### What the exercise asks
Of the lines listed below, how many contain the string "title"? Answer with the number alone.
═══ Entries provided ═══
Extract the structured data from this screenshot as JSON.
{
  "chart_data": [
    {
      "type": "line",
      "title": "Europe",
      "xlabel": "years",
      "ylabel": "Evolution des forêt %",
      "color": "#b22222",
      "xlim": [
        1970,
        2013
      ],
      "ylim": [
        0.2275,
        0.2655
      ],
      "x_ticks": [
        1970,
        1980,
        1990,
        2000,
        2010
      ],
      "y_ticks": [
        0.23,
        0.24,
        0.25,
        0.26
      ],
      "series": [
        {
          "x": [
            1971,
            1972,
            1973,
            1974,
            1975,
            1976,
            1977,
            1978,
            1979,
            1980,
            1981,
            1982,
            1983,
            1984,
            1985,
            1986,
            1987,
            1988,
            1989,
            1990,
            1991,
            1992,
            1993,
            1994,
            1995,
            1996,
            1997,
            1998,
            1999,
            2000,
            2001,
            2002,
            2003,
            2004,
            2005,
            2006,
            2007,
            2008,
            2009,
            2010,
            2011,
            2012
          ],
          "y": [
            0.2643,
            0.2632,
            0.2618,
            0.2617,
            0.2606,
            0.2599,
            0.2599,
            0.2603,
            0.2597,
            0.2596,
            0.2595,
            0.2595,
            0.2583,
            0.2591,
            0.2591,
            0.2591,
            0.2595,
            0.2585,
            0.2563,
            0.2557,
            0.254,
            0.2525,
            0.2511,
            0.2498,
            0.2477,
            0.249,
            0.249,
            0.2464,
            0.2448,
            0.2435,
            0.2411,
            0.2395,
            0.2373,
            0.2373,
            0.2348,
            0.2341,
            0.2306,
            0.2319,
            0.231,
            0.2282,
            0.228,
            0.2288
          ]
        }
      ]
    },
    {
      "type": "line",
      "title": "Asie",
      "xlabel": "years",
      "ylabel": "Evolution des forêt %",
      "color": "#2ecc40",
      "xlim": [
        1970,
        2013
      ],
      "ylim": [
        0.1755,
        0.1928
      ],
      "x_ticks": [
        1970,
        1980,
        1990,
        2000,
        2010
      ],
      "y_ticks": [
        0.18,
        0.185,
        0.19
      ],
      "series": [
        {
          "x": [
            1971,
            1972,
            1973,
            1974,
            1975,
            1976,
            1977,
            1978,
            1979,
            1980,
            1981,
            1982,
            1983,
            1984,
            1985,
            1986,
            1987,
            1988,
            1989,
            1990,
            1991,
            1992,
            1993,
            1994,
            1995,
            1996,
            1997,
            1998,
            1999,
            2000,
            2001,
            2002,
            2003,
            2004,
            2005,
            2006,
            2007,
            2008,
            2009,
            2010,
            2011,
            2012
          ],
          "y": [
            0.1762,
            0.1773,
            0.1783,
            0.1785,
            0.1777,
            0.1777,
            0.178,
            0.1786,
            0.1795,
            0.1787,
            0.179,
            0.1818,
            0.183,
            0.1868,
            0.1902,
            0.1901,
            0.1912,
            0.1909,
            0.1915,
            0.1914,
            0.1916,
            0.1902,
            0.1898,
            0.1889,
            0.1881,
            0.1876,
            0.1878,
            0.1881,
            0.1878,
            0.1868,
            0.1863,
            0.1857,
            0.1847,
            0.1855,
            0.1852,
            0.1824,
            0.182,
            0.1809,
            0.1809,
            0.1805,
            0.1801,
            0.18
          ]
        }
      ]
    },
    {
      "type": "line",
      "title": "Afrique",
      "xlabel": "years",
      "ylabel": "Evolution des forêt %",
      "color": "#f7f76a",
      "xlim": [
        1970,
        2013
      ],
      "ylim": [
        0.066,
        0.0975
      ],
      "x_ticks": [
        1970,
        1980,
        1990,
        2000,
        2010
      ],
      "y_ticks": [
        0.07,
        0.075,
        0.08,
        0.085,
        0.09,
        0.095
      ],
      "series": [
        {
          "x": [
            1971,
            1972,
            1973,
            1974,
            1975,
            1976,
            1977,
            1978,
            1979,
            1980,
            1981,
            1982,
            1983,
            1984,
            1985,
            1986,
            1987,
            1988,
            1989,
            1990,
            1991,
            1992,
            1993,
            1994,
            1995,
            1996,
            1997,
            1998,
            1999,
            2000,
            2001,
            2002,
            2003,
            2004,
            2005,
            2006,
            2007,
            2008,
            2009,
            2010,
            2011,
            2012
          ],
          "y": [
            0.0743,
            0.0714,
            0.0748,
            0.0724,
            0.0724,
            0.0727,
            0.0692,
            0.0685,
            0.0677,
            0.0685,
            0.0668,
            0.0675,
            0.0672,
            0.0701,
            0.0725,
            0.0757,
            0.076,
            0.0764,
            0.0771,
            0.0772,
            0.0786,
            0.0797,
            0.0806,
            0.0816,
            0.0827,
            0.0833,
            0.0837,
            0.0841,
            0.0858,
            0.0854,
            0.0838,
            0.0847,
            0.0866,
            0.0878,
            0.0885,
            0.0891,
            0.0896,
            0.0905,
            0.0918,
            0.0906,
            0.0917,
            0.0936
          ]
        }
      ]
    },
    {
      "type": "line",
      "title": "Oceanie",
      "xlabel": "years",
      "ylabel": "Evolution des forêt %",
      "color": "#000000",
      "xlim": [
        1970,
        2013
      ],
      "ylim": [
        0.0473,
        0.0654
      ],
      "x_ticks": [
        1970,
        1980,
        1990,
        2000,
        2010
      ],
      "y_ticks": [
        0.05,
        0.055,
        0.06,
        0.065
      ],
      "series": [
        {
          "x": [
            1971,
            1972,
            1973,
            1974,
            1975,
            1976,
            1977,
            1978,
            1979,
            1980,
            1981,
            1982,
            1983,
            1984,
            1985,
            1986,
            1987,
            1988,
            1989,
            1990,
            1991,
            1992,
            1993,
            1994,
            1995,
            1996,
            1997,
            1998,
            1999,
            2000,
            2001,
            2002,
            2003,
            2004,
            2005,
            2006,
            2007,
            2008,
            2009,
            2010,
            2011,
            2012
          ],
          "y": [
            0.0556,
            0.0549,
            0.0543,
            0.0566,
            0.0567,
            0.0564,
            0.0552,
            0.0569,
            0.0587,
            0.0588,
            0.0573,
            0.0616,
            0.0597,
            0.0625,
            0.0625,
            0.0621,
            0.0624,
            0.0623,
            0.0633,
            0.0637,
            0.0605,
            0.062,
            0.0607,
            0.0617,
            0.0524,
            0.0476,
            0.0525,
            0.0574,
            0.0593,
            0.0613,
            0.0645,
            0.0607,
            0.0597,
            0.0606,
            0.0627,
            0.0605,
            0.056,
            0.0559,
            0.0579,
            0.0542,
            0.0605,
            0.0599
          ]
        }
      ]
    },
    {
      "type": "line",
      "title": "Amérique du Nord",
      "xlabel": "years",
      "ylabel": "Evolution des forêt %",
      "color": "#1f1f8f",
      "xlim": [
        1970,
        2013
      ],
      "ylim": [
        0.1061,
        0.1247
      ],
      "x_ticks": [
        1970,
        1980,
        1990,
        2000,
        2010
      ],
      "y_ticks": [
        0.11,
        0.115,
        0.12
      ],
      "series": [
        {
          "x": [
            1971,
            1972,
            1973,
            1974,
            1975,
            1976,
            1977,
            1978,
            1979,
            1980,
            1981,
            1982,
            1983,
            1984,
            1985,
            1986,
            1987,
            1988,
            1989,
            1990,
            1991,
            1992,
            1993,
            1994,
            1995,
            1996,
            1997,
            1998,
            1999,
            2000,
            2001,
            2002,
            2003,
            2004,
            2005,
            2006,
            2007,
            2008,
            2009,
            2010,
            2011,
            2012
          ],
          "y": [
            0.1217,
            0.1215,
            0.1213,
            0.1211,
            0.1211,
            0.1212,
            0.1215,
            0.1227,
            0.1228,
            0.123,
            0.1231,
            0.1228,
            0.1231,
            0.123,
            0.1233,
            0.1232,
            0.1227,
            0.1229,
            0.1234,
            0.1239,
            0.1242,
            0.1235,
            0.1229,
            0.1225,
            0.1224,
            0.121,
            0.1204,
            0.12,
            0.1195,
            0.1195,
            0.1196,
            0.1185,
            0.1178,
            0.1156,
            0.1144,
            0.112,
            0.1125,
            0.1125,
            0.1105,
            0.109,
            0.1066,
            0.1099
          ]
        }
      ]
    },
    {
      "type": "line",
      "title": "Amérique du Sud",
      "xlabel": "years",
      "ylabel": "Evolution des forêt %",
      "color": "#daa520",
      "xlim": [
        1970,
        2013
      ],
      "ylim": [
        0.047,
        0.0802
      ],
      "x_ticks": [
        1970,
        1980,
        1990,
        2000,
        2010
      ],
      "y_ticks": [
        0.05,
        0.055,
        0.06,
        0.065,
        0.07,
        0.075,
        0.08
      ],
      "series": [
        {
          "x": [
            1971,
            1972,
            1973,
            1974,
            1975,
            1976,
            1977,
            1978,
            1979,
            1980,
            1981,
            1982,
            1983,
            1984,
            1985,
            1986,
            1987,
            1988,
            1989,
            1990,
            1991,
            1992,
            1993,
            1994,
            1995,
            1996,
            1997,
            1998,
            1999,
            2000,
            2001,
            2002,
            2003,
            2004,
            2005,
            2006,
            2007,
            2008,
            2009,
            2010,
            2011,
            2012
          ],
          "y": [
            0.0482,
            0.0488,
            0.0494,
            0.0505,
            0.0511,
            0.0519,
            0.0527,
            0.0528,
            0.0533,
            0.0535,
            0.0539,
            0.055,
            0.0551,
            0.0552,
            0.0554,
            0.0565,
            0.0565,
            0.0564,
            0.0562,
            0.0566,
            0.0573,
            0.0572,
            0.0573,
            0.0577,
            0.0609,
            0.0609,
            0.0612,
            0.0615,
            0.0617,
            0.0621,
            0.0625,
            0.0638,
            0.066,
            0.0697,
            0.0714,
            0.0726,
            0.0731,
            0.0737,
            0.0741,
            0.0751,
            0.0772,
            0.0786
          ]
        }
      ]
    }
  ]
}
═══
### Worked solution
6